**JOB**
Reproduce all the lines exactly as they stand, apart from the pictures.
::: INFORMATION SHOWN :::
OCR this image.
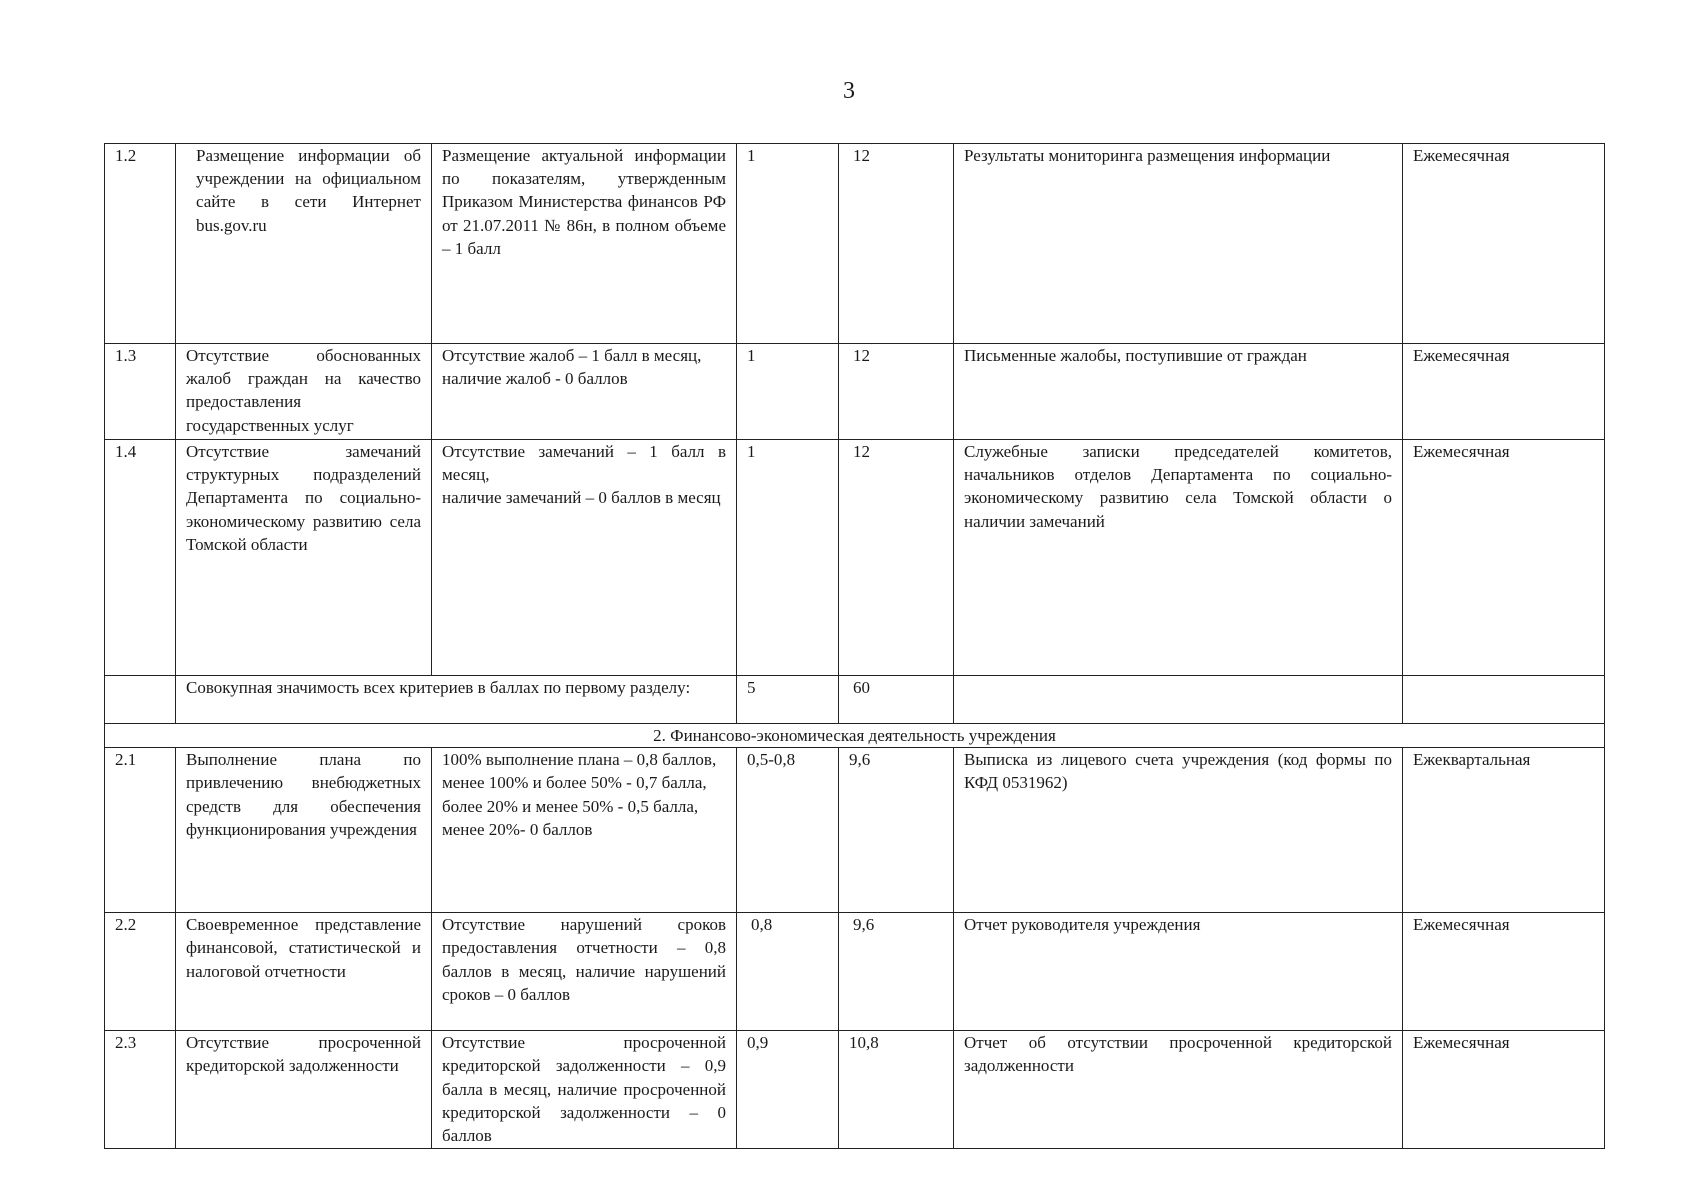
3
1.2	Размещение информации об учреждении на официальном сайте в сети Интернет bus.gov.ru	Размещение актуальной информации по показателям, утвержденным Приказом Министерства финансов РФ от 21.07.2011 № 86н, в полном объеме – 1 балл	1	12	Результаты мониторинга размещения информации	Ежемесячная
1.3	Отсутствие обоснованных жалоб граждан на качество предоставления государственных услуг	Отсутствие жалоб – 1 балл в месяц,
наличие жалоб - 0 баллов	1	12	Письменные жалобы, поступившие от граждан	Ежемесячная
1.4	Отсутствие замечаний структурных подразделений Департамента по социально-экономическому развитию села Томской области	Отсутствие замечаний – 1 балл в месяц,
наличие замечаний – 0 баллов в месяц	1	12	Служебные записки председателей комитетов, начальников отделов Департамента по социально-экономическому развитию села Томской области о наличии замечаний	Ежемесячная
	Совокупная значимость всех критериев в баллах по первому разделу:		5	60		
2. Финансово-экономическая деятельность учреждения						
2.1	Выполнение плана по привлечению внебюджетных средств для обеспечения функционирования учреждения	100% выполнение плана – 0,8 баллов,
менее 100% и более 50% - 0,7 балла,
более 20% и менее 50% - 0,5 балла,
менее 20%- 0 баллов	0,5-0,8	9,6	Выписка из лицевого счета учреждения (код формы по КФД 0531962)	Ежеквартальная
2.2	Своевременное представление финансовой, статистической и налоговой отчетности	Отсутствие нарушений сроков предоставления отчетности – 0,8 баллов в месяц, наличие нарушений сроков – 0 баллов	0,8	9,6	Отчет руководителя учреждения	Ежемесячная
2.3	Отсутствие просроченной кредиторской задолженности	Отсутствие просроченной кредиторской задолженности – 0,9 балла в месяц, наличие просроченной кредиторской задолженности – 0 баллов	0,9	10,8	Отчет об отсутствии просроченной кредиторской задолженности	Ежемесячная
:::
**EXERCISE ANSWER**
OCR this image.
3
1.2	Размещение информации об учреждении на официальном сайте в сети Интернет bus.gov.ru	Размещение актуальной информации по показателям, утвержденным Приказом Министерства финансов РФ от 21.07.2011 № 86н, в полном объеме – 1 балл	1	12	Результаты мониторинга размещения информации	Ежемесячная
1.3	Отсутствие обоснованных жалоб граждан на качество предоставления государственных услуг	Отсутствие жалоб – 1 балл в месяц,
наличие жалоб - 0 баллов	1	12	Письменные жалобы, поступившие от граждан	Ежемесячная
1.4	Отсутствие замечаний структурных подразделений Департамента по социально-экономическому развитию села Томской области	Отсутствие замечаний – 1 балл в месяц,
наличие замечаний – 0 баллов в месяц	1	12	Служебные записки председателей комитетов, начальников отделов Департамента по социально-экономическому развитию села Томской области о наличии замечаний	Ежемесячная
	Совокупная значимость всех критериев в баллах по первому разделу:		5	60		
2. Финансово-экономическая деятельность учреждения						
2.1	Выполнение плана по привлечению внебюджетных средств для обеспечения функционирования учреждения	100% выполнение плана – 0,8 баллов,
менее 100% и более 50% - 0,7 балла,
более 20% и менее 50% - 0,5 балла,
менее 20%- 0 баллов	0,5-0,8	9,6	Выписка из лицевого счета учреждения (код формы по КФД 0531962)	Ежеквартальная
2.2	Своевременное представление финансовой, статистической и налоговой отчетности	Отсутствие нарушений сроков предоставления отчетности – 0,8 баллов в месяц, наличие нарушений сроков – 0 баллов	0,8	9,6	Отчет руководителя учреждения	Ежемесячная
2.3	Отсутствие просроченной кредиторской задолженности	Отсутствие просроченной кредиторской задолженности – 0,9 балла в месяц, наличие просроченной кредиторской задолженности – 0 баллов	0,9	10,8	Отчет об отсутствии просроченной кредиторской задолженности	Ежемесячная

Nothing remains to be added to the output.